# GIVEN DATA

____

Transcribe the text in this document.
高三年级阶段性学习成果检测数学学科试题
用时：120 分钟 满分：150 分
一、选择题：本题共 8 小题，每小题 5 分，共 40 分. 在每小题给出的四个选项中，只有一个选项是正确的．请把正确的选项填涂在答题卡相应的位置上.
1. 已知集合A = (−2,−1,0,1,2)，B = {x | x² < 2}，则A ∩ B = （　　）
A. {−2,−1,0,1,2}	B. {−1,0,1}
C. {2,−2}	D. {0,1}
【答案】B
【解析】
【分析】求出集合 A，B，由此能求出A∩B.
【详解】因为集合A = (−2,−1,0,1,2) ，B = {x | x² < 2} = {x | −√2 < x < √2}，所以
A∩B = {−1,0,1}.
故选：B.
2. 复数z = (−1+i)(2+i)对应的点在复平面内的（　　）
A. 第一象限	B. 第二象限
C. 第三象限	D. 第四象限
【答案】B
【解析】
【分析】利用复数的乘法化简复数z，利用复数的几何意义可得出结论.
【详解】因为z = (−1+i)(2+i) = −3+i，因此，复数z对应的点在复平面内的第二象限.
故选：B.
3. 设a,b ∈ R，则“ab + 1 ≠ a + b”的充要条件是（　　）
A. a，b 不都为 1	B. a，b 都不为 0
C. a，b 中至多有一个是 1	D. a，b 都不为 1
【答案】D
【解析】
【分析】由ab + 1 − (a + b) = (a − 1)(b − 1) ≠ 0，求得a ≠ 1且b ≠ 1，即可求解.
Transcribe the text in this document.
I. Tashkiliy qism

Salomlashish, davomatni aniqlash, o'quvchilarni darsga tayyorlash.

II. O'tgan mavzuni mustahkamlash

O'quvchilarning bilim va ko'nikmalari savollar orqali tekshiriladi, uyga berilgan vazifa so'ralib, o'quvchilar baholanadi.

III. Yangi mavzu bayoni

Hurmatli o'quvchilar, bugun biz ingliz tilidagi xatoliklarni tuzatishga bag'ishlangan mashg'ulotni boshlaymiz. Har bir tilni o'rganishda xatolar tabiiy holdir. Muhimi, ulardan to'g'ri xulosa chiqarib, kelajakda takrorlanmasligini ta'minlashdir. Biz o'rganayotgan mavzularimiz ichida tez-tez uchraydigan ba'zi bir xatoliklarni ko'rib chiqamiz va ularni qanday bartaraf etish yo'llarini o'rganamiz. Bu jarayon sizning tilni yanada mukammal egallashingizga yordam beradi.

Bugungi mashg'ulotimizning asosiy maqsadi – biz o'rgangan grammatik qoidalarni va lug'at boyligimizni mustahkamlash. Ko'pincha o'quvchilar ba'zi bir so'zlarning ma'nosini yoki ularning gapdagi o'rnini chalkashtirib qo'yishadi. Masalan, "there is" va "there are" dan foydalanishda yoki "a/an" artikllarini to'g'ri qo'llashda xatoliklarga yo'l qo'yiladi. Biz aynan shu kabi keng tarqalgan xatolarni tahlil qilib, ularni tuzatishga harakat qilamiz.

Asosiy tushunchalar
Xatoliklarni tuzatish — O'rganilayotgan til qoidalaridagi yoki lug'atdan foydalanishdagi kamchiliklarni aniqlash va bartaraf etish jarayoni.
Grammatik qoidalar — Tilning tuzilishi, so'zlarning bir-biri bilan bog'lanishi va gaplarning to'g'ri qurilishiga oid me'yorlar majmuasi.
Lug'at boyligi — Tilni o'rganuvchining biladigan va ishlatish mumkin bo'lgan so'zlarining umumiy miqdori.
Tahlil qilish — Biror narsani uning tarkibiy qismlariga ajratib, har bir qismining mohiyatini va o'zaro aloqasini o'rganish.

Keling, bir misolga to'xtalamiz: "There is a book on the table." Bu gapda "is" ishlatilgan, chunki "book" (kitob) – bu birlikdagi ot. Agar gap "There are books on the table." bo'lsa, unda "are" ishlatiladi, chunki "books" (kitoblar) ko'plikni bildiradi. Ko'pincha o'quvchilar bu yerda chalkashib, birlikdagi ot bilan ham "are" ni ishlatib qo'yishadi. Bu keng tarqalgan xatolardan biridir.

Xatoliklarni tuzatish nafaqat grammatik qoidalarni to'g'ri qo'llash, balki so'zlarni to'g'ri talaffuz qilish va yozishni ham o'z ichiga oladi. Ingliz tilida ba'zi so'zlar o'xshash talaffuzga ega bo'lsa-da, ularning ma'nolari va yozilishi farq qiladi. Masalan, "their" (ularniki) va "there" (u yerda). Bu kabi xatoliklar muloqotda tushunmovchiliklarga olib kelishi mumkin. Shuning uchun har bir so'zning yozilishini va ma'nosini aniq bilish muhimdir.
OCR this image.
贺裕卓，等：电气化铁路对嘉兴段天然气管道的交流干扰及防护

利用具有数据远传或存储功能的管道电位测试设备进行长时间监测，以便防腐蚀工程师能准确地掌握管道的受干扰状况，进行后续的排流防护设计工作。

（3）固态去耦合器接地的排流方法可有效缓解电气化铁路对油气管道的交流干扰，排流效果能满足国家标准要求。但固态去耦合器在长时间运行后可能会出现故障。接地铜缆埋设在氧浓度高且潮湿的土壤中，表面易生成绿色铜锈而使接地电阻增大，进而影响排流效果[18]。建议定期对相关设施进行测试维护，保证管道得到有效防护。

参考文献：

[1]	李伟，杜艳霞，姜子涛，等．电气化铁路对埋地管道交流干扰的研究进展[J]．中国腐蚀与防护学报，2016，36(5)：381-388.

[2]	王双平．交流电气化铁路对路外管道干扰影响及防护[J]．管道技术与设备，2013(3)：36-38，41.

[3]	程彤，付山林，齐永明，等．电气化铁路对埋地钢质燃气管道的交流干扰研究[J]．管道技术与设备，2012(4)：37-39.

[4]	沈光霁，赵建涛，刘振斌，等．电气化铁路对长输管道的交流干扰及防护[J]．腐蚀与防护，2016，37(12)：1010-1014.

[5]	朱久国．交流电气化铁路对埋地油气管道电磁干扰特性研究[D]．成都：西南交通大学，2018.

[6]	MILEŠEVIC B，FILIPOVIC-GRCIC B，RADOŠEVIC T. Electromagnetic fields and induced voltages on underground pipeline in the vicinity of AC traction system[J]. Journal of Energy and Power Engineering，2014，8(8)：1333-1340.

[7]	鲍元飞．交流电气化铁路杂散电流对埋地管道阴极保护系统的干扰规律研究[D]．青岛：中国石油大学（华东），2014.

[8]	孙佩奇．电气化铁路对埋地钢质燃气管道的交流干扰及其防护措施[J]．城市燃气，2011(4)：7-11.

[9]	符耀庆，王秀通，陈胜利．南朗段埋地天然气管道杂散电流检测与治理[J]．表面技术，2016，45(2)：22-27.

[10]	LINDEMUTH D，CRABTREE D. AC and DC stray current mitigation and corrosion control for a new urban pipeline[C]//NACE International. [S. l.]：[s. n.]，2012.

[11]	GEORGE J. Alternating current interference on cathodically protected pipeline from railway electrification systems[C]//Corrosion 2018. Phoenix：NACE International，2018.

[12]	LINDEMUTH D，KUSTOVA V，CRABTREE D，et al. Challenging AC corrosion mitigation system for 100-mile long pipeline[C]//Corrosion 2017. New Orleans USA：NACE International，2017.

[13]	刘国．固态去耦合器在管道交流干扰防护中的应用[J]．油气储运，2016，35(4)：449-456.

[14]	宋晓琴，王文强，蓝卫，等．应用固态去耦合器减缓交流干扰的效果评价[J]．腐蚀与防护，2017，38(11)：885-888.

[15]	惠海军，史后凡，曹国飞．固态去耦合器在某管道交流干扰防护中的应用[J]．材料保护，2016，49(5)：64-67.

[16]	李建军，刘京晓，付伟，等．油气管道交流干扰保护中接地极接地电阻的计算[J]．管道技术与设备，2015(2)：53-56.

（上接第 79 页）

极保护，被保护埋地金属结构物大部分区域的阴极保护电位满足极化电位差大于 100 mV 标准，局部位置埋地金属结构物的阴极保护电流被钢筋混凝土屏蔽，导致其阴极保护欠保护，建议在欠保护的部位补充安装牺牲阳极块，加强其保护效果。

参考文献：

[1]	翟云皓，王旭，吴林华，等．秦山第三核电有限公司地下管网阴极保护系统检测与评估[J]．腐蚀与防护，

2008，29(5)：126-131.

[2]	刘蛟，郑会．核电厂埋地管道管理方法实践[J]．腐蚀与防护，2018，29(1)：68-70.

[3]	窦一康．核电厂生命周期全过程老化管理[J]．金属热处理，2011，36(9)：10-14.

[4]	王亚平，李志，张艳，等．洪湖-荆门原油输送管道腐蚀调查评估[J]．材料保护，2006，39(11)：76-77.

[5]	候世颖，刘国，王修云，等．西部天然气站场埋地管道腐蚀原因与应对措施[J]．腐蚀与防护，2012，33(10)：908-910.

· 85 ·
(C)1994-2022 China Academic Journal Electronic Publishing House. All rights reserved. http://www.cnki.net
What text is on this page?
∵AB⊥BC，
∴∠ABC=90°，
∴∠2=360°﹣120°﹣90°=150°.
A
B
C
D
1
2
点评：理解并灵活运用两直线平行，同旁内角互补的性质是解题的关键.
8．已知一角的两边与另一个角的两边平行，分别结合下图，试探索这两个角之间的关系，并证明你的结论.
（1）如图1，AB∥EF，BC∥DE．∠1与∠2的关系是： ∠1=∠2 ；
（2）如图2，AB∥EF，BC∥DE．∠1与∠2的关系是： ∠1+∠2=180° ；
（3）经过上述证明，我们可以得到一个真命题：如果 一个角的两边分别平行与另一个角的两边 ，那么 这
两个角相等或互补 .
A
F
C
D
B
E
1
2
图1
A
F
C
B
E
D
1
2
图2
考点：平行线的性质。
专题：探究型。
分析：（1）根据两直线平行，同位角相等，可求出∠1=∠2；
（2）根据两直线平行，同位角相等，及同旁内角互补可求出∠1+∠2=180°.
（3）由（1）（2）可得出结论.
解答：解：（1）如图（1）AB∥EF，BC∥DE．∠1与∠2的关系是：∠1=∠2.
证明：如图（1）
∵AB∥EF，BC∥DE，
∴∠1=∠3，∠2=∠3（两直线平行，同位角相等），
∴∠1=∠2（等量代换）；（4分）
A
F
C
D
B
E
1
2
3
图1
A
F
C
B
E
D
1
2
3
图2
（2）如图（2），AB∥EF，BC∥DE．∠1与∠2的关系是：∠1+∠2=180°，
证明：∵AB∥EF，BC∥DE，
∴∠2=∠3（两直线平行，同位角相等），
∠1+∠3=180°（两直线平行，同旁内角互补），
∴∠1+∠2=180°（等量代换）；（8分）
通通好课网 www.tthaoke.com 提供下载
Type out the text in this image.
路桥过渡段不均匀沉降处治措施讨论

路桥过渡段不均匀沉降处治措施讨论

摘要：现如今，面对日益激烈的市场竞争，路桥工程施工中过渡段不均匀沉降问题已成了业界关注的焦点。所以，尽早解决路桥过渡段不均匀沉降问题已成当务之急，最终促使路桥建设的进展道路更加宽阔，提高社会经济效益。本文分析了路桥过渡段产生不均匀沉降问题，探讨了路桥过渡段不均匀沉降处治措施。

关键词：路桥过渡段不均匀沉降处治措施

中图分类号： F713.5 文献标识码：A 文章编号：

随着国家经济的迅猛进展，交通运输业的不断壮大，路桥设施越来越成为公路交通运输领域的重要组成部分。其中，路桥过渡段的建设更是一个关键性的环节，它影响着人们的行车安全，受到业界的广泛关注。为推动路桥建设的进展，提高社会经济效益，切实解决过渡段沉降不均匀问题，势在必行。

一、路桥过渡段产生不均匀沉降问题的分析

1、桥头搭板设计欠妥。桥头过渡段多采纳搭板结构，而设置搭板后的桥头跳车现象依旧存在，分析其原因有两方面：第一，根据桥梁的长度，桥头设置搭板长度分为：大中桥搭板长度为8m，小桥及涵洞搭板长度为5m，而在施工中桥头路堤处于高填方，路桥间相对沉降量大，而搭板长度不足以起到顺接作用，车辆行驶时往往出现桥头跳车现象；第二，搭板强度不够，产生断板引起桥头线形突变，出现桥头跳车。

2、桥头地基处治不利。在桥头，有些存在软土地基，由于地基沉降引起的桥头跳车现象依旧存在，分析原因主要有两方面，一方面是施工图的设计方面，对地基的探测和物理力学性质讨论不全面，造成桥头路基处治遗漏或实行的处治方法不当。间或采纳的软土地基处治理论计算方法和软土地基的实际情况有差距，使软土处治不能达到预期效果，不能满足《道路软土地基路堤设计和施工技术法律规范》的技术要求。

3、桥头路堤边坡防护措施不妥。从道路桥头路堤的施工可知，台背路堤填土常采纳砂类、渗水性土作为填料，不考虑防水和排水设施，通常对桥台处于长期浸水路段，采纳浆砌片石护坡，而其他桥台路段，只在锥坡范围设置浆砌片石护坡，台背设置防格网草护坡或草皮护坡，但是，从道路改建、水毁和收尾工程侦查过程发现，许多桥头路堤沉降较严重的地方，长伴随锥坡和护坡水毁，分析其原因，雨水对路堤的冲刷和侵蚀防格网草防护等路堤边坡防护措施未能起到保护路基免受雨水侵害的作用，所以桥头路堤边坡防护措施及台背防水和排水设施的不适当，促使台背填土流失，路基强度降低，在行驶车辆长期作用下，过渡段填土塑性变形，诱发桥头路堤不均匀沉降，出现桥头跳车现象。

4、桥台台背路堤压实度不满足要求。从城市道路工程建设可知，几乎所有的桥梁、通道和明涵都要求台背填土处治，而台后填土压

____

# EXERCISE AIM
Gather, from the listing above, every line carrying the word "bartaraf".

# IN RESPONSE
Hurmatli o'quvchilar, bugun biz ingliz tilidagi xatoliklarni tuzatishga bag'ishlangan mashg'ulotni boshlaymiz. Har bir tilni o'rganishda xatolar tabiiy holdir. Muhimi, ulardan to'g'ri xulosa chiqarib, kelajakda takrorlanmasligini ta'minlashdir. Biz o'rganayotgan mavzularimiz ichida tez-tez uchraydigan ba'zi bir xatoliklarni ko'rib chiqamiz va ularni qanday bartaraf etish yo'llarini o'rganamiz. Bu jarayon sizning tilni yanada mukammal egallashingizga yordam beradi.
Xatoliklarni tuzatish — O'rganilayotgan til qoidalaridagi yoki lug'atdan foydalanishdagi kamchiliklarni aniqlash va bartaraf etish jarayoni.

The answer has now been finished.